_Stated exercise_. For the material that follows, list every line containing the word "Pill".

Dataset entries
(begin)

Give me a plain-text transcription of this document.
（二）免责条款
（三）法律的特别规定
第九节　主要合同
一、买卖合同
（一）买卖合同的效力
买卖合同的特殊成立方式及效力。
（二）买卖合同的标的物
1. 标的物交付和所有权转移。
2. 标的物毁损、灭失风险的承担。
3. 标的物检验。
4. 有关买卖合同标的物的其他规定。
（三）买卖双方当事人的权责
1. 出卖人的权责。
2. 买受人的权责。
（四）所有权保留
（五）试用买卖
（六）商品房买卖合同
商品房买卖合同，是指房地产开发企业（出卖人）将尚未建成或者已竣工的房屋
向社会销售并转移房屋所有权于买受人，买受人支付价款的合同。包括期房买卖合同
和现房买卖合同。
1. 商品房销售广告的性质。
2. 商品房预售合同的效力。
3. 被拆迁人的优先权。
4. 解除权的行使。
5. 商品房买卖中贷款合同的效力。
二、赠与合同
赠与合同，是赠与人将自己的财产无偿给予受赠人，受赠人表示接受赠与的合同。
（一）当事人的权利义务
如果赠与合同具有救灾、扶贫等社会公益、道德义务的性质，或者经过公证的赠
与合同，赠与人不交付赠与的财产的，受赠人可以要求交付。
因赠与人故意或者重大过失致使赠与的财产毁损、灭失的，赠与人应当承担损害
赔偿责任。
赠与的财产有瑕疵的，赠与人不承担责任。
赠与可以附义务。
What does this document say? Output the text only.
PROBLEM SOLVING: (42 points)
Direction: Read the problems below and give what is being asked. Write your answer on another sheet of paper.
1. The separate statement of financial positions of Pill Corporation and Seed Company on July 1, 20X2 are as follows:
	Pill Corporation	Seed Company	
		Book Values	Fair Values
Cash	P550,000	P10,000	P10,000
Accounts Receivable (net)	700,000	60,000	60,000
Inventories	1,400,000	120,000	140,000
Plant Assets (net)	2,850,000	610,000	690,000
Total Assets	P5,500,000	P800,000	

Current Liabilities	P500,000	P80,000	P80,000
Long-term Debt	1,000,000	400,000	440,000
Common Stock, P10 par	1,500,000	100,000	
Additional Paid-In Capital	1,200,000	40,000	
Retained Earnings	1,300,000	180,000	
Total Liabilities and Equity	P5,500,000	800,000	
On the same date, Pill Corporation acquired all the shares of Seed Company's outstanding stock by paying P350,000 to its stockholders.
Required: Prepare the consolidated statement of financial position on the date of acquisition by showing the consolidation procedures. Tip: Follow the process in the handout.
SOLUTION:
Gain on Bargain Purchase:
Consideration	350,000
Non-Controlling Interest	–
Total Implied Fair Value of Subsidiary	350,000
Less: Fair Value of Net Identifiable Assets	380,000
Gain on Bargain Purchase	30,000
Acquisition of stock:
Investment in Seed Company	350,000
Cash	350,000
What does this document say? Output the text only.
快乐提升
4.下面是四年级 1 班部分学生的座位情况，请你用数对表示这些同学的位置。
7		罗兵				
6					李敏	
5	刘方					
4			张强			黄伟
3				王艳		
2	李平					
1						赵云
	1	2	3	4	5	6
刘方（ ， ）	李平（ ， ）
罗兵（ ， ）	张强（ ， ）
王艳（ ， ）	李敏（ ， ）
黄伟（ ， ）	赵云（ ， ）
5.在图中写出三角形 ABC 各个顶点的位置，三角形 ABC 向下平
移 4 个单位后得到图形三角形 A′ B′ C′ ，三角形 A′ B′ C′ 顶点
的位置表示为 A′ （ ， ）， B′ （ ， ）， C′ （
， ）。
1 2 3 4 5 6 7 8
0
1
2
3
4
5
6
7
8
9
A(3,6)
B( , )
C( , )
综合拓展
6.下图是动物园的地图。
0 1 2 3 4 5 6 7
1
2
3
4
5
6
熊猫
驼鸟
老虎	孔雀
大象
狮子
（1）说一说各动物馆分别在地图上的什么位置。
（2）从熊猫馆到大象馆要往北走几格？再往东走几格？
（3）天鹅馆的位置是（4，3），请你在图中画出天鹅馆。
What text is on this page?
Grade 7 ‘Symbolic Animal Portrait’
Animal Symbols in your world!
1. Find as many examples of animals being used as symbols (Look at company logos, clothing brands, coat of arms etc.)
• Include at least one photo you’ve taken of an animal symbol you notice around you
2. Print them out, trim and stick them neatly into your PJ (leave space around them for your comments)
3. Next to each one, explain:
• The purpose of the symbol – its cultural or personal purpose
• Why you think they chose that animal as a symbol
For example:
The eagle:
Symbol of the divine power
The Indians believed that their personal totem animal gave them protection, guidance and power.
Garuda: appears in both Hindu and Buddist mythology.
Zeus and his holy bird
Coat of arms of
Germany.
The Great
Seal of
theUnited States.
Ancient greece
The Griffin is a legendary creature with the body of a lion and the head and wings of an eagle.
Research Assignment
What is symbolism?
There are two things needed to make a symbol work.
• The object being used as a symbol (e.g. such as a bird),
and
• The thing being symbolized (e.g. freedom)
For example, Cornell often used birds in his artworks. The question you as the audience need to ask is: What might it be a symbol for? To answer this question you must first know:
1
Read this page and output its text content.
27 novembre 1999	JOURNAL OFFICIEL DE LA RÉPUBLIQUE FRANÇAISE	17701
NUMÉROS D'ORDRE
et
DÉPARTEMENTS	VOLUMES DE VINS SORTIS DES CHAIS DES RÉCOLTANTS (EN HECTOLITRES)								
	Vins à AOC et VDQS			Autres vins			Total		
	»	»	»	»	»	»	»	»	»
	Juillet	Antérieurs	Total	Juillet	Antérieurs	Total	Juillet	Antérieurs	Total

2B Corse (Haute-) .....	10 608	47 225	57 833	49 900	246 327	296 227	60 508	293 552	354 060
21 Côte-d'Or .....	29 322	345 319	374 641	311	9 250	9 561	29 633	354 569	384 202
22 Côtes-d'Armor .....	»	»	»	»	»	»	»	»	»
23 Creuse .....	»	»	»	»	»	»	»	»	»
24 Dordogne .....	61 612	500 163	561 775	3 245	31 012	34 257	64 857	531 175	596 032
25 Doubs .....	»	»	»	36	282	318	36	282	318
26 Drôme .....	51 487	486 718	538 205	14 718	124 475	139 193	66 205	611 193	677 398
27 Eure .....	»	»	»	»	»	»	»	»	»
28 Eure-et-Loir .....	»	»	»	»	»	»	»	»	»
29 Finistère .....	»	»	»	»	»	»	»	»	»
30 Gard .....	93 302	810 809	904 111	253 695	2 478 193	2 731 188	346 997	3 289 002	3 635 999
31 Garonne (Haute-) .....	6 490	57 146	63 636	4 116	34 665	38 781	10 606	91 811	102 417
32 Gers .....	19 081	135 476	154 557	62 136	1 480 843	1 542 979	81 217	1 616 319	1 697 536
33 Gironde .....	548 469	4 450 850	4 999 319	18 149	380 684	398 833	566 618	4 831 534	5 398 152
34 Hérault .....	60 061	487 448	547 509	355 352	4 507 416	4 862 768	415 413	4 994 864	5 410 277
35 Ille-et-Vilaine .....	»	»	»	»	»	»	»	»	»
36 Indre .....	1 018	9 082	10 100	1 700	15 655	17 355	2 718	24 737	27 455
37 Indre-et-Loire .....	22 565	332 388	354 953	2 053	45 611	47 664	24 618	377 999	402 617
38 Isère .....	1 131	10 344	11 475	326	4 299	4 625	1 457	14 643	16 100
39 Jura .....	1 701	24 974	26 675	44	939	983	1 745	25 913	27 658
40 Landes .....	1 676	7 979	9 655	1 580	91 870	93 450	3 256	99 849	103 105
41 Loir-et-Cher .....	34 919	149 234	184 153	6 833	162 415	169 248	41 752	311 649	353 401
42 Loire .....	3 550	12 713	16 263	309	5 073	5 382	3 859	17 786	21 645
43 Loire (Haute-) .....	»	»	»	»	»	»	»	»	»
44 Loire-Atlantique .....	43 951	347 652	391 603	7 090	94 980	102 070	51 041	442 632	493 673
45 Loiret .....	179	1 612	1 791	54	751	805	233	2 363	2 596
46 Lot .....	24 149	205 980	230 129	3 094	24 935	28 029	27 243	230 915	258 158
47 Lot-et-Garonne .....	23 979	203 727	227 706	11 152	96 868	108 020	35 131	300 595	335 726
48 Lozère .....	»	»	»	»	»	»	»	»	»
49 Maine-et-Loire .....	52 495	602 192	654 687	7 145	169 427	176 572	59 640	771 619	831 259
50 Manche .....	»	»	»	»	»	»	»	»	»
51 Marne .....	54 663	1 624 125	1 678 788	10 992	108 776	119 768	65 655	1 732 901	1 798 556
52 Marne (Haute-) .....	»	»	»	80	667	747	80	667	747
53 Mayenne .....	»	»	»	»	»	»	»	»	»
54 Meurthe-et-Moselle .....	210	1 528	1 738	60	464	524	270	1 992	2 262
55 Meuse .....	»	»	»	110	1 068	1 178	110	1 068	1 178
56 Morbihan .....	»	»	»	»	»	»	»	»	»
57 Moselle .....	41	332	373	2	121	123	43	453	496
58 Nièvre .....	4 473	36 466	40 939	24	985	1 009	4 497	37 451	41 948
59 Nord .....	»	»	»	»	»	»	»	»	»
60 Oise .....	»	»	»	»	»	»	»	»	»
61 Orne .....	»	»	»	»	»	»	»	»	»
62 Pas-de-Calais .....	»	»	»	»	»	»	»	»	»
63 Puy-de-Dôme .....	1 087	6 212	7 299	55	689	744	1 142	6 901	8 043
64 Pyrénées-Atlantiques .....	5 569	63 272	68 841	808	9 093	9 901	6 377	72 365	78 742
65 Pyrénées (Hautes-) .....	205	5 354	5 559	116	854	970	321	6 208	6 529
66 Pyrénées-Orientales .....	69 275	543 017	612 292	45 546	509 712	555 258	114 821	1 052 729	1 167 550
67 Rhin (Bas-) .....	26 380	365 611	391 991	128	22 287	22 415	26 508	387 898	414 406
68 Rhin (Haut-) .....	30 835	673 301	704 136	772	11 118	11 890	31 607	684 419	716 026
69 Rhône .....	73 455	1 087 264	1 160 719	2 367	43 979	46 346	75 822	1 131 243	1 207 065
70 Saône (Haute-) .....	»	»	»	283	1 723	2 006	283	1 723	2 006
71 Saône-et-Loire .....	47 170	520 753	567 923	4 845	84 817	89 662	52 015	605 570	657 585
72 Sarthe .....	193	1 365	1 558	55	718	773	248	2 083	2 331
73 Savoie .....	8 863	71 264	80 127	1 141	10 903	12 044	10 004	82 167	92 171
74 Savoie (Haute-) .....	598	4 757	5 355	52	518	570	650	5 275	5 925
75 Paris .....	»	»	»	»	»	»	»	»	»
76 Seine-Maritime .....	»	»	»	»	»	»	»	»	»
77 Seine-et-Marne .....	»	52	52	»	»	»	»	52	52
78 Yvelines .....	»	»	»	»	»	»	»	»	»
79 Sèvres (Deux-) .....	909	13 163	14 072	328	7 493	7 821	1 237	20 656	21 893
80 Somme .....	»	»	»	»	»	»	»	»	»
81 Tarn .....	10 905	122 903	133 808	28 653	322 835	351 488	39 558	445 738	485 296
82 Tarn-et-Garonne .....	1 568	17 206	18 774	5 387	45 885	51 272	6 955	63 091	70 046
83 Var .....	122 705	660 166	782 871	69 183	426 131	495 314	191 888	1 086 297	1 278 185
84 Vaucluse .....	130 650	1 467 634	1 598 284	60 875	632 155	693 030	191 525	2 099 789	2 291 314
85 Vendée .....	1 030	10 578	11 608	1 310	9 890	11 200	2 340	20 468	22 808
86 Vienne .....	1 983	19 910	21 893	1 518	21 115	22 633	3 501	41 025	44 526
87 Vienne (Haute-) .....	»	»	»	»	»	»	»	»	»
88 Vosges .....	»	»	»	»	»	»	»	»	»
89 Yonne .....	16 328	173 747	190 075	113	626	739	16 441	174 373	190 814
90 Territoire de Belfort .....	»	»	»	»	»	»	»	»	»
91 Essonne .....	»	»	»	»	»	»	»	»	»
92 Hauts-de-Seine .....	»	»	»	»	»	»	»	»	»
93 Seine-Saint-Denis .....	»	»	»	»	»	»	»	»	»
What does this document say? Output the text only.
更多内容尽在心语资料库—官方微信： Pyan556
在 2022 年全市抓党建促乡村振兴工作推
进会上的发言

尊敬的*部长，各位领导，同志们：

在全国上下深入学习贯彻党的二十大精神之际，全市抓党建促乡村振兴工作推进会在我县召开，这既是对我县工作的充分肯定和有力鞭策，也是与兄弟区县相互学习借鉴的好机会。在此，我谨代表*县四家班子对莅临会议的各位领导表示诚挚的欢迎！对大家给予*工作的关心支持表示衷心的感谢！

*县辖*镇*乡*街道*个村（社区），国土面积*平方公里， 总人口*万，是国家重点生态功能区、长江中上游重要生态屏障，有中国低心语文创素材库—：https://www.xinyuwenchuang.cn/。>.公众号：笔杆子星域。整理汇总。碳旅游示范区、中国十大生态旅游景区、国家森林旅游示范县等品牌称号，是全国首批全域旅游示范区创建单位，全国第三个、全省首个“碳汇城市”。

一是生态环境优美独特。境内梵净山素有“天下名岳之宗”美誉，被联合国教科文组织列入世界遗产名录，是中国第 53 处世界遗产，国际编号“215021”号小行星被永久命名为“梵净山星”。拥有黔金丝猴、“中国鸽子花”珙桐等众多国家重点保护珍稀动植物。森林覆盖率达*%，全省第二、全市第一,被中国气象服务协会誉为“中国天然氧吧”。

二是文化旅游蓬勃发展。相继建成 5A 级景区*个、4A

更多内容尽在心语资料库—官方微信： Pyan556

(end)

_Response_.
1. The separate statement of financial positions of Pill Corporation and Seed Company on July 1, 20X2 are as follows:
	Pill Corporation	Seed Company	
On the same date, Pill Corporation acquired all the shares of Seed Company's outstanding stock by paying P350,000 to its stockholders.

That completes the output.